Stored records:
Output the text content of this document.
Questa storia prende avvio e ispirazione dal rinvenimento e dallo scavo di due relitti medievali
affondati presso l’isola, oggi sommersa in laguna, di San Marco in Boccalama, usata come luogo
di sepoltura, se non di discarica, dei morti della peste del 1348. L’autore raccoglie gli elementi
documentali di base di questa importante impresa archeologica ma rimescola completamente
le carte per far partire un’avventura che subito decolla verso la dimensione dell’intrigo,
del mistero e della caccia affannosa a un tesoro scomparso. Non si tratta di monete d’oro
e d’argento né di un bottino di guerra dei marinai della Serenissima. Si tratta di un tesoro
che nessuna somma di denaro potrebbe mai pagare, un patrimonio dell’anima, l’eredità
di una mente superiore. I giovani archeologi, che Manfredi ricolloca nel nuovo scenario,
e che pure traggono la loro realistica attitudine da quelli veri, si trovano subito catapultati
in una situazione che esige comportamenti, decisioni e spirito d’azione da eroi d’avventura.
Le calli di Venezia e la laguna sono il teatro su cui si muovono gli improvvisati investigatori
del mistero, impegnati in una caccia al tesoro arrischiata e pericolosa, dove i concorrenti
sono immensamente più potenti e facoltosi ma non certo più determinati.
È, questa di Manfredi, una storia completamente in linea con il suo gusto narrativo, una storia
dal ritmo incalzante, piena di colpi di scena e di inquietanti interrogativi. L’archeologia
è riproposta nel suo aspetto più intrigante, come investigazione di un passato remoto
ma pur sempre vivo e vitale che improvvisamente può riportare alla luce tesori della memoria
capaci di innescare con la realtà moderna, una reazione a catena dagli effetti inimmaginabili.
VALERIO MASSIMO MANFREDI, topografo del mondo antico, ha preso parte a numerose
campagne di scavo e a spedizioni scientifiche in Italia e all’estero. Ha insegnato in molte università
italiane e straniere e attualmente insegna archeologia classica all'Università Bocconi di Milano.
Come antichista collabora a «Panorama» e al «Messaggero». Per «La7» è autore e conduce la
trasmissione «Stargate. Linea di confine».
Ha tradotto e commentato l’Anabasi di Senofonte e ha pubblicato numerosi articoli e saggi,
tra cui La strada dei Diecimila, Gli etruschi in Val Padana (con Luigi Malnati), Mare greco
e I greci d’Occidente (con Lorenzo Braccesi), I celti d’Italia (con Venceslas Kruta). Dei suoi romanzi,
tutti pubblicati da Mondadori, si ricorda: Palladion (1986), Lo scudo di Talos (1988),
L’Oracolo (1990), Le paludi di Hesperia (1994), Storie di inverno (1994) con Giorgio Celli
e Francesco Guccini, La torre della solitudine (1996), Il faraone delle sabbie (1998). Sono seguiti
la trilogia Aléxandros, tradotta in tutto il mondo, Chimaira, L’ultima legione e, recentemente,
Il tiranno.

WHAT YOU SHOULD DO: From the listing above, copy all lines holding the word "mondo".

SOLUTION FOR THIS TASK:
VALERIO MASSIMO MANFREDI, topografo del mondo antico, ha preso parte a numerose
la trilogia Aléxandros, tradotta in tutto il mondo, Chimaira, L’ultima legione e, recentemente,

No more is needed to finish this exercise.